» WHAT THE TASK REQUIRES
Locate every line below that contains the string "nulla" and copy each of those lines out in full.

::: ENTRIES SHOWN

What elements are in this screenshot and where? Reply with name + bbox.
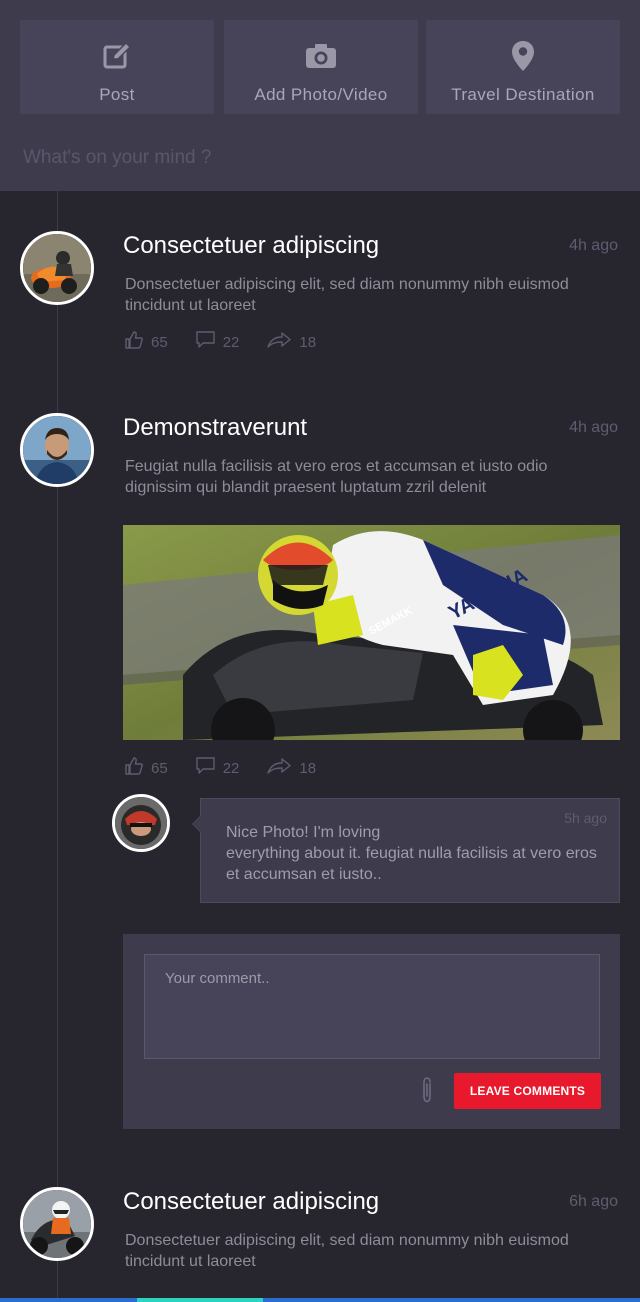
post-1-comment-button[interactable]: 22 <box>195 330 240 354</box>
post-2-comment-button[interactable]: 22 <box>195 756 240 780</box>
travel-destination-button[interactable]: Travel Destination <box>426 20 620 114</box>
camera-icon <box>305 40 337 72</box>
post-1-like-count: 65 <box>151 333 168 351</box>
post-2-title[interactable]: Demonstraverunt <box>123 414 307 442</box>
add-photo-video-label: Add Photo/Video <box>254 85 388 104</box>
post-3-avatar[interactable] <box>20 1187 94 1261</box>
timeline-line <box>57 191 58 1302</box>
post-1-comment-count: 22 <box>222 333 240 351</box>
post-1-time: 4h ago <box>569 237 618 254</box>
share-icon <box>267 757 292 779</box>
comment-bubble: 5h ago Nice Photo! I'm loving everything… <box>192 798 620 903</box>
post-1-like-button[interactable]: 65 <box>125 330 168 354</box>
post-1-title[interactable]: Consectetuer adipiscing <box>123 232 379 260</box>
post-2-share-button[interactable]: 18 <box>267 757 317 779</box>
comment-text-line-1: Nice Photo! I'm loving <box>226 824 381 841</box>
post-2-time: 4h ago <box>569 419 618 436</box>
post-3-title[interactable]: Consectetuer adipiscing <box>123 1188 379 1216</box>
reply-box: LEAVE COMMENTS <box>123 934 620 1129</box>
post-2-comment-count: 22 <box>222 759 240 777</box>
post-3-time: 6h ago <box>569 1193 618 1210</box>
post-2-share-count: 18 <box>299 759 317 777</box>
post-1-share-count: 18 <box>299 333 317 351</box>
comment-icon <box>195 756 215 780</box>
commenter-avatar[interactable] <box>112 794 170 852</box>
share-icon <box>267 331 292 353</box>
comment-textarea[interactable] <box>144 954 600 1059</box>
add-photo-video-button[interactable]: Add Photo/Video <box>224 20 418 114</box>
post-2-like-button[interactable]: 65 <box>125 756 168 780</box>
post-2-body: Feugiat nulla facilisis at vero eros et … <box>125 458 548 496</box>
post-button[interactable]: Post <box>20 20 214 114</box>
travel-destination-label: Travel Destination <box>451 85 595 104</box>
comment-icon <box>195 330 215 354</box>
bottom-progress-segment <box>137 1298 263 1302</box>
post-1-share-button[interactable]: 18 <box>267 331 317 353</box>
post-2-photo[interactable]: YAMAHA SEMAKK <box>123 525 620 740</box>
comment-text-line-2: everything about it. feugiat nulla facil… <box>226 845 597 883</box>
bottom-progress-bar <box>0 1298 640 1302</box>
leave-comments-button[interactable]: LEAVE COMMENTS <box>454 1073 601 1109</box>
edit-icon <box>101 40 133 72</box>
post-2-stats: 65 22 18 <box>125 756 344 780</box>
composer-panel: Post Add Photo/Video Travel Destination <box>0 0 640 191</box>
post-button-label: Post <box>99 85 135 104</box>
post-1-body: Donsectetuer adipiscing elit, sed diam n… <box>125 276 569 314</box>
paperclip-icon[interactable] <box>419 1076 435 1104</box>
post-2-avatar[interactable] <box>20 413 94 487</box>
post-2-like-count: 65 <box>151 759 168 777</box>
thumbs-up-icon <box>125 756 143 780</box>
post-3-body: Donsectetuer adipiscing elit, sed diam n… <box>125 1232 569 1270</box>
status-input[interactable] <box>23 145 613 171</box>
location-pin-icon <box>507 40 539 72</box>
thumbs-up-icon <box>125 330 143 354</box>
comment-text: Nice Photo! I'm loving everything about … <box>226 822 611 885</box>
post-1-stats: 65 22 18 <box>125 330 344 354</box>
post-1-avatar[interactable] <box>20 231 94 305</box>
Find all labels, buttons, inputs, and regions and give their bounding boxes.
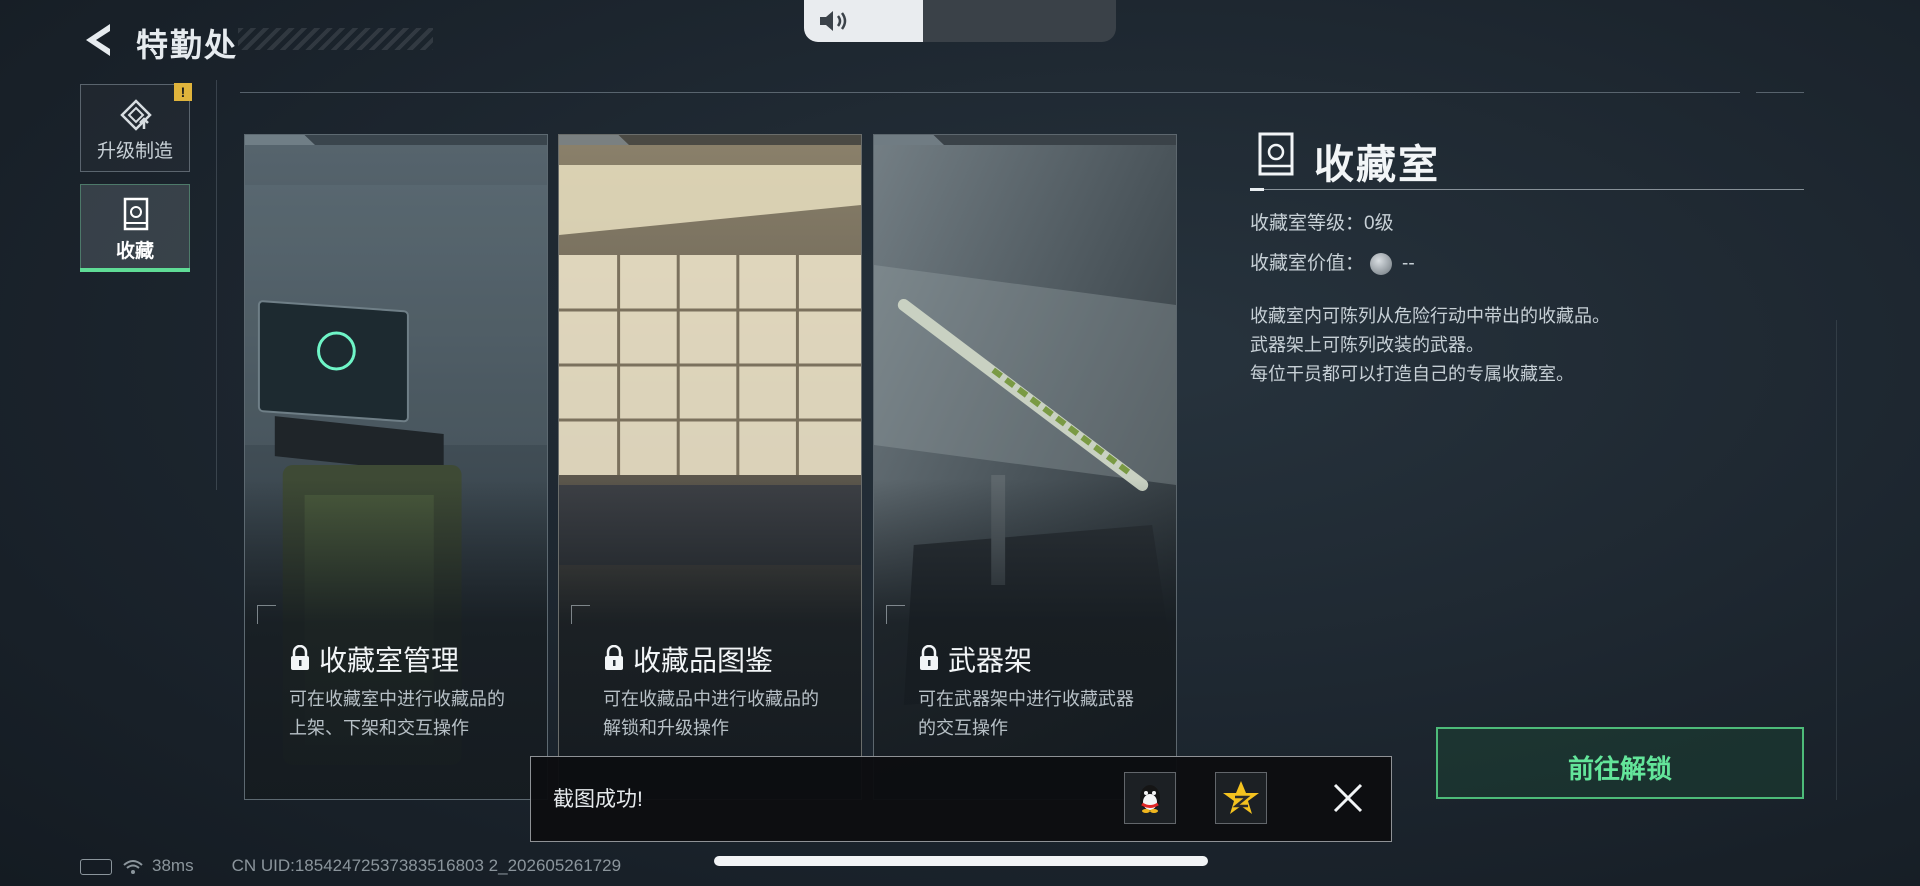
corner-decoration xyxy=(571,605,590,624)
upgrade-icon xyxy=(120,99,152,131)
divider xyxy=(1250,189,1804,190)
card-tab xyxy=(245,135,315,145)
title-decoration xyxy=(238,28,433,50)
selected-indicator xyxy=(80,268,190,272)
volume-indicator xyxy=(804,0,1116,42)
description-line: 收藏室内可陈列从危险行动中带出的收藏品。 xyxy=(1250,306,1610,326)
card-description: 可在收藏品中进行收藏品的 解锁和升级操作 xyxy=(603,685,853,743)
toast-message: 截图成功! xyxy=(553,788,643,811)
corner-decoration xyxy=(886,605,905,624)
room-level-row: 收藏室等级：0级 xyxy=(1250,208,1394,235)
card-description-line: 可在收藏品中进行收藏品的 xyxy=(603,689,819,709)
qq-icon xyxy=(1140,785,1160,813)
divider xyxy=(1756,92,1804,93)
card-description: 可在武器架中进行收藏武器 的交互操作 xyxy=(918,685,1168,743)
lock-icon xyxy=(605,645,623,670)
card-description: 可在收藏室中进行收藏品的 上架、下架和交互操作 xyxy=(289,685,539,743)
card-title: 收藏品图鉴 xyxy=(633,645,774,676)
page-title: 特勤处 xyxy=(136,27,239,63)
go-unlock-button[interactable]: 前往解锁 xyxy=(1436,727,1804,799)
lock-icon xyxy=(291,645,309,670)
card-description-line: 的交互操作 xyxy=(918,718,1008,738)
divider-accent xyxy=(1250,188,1264,191)
speaker-icon xyxy=(820,11,847,31)
ping-text: 38ms xyxy=(152,856,194,875)
card-title: 武器架 xyxy=(948,645,1033,676)
currency-coin-icon xyxy=(1370,252,1393,275)
card-description-line: 上架、下架和交互操作 xyxy=(289,718,469,738)
panel-title: 收藏室 xyxy=(1314,143,1440,187)
lock-icon xyxy=(920,645,938,670)
room-value-label: 收藏室价值： xyxy=(1250,253,1365,274)
screenshot-toast: 截图成功! xyxy=(530,756,1392,842)
room-level-value: 0级 xyxy=(1364,213,1394,234)
go-unlock-label: 前往解锁 xyxy=(1567,754,1672,784)
close-icon[interactable] xyxy=(1325,775,1371,821)
card-description-line: 解锁和升级操作 xyxy=(603,718,729,738)
divider xyxy=(1836,320,1837,800)
sidebar-item-label: 收藏 xyxy=(115,241,154,262)
card-title: 收藏室管理 xyxy=(319,645,460,676)
card-tab xyxy=(874,135,944,145)
share-qzone-button[interactable] xyxy=(1215,772,1267,824)
card-tab xyxy=(559,135,629,145)
description-line: 武器架上可陈列改装的武器。 xyxy=(1250,335,1484,355)
uid-text: CN UID:18542472537383516803 2_2026052617… xyxy=(231,856,622,875)
card-collectibles-catalog[interactable]: 收藏品图鉴 可在收藏品中进行收藏品的 解锁和升级操作 xyxy=(558,134,862,800)
description-line: 每位干员都可以打造自己的专属收藏室。 xyxy=(1250,364,1574,384)
home-indicator[interactable] xyxy=(714,856,1208,866)
room-value-value: -- xyxy=(1402,253,1415,274)
collection-room-icon xyxy=(123,197,149,231)
back-arrow-icon[interactable] xyxy=(80,20,120,60)
battery-icon xyxy=(80,858,112,875)
share-qq-button[interactable] xyxy=(1124,772,1176,824)
corner-decoration xyxy=(257,605,276,624)
alert-badge: ! xyxy=(174,83,192,101)
room-value-row: 收藏室价值： -- xyxy=(1250,248,1415,275)
sidebar-item-collection[interactable]: 收藏 xyxy=(80,184,190,272)
card-description-line: 可在收藏室中进行收藏品的 xyxy=(289,689,505,709)
wifi-icon xyxy=(123,859,143,874)
status-bar: 38ms CN UID:18542472537383516803 2_202605… xyxy=(80,856,621,880)
card-description-line: 可在武器架中进行收藏武器 xyxy=(918,689,1134,709)
card-weapon-rack[interactable]: 武器架 可在武器架中进行收藏武器 的交互操作 xyxy=(873,134,1177,800)
qzone-icon xyxy=(1223,781,1259,814)
divider xyxy=(240,92,1740,93)
panel-description: 收藏室内可陈列从危险行动中带出的收藏品。 武器架上可陈列改装的武器。 每位干员都… xyxy=(1250,302,1610,389)
room-level-label: 收藏室等级： xyxy=(1250,213,1365,234)
sidebar-item-label: 升级制造 xyxy=(96,141,173,162)
card-collection-management[interactable]: 收藏室管理 可在收藏室中进行收藏品的 上架、下架和交互操作 xyxy=(244,134,548,800)
collection-room-icon xyxy=(1258,132,1294,176)
divider xyxy=(216,80,217,490)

::::::

» SOLVED PROBLEM
post-2-body: Feugiat nulla facilisis at vero eros et … <box>125 458 548 496</box>
comment-text-line-2: everything about it. feugiat nulla facil… <box>226 845 597 883</box>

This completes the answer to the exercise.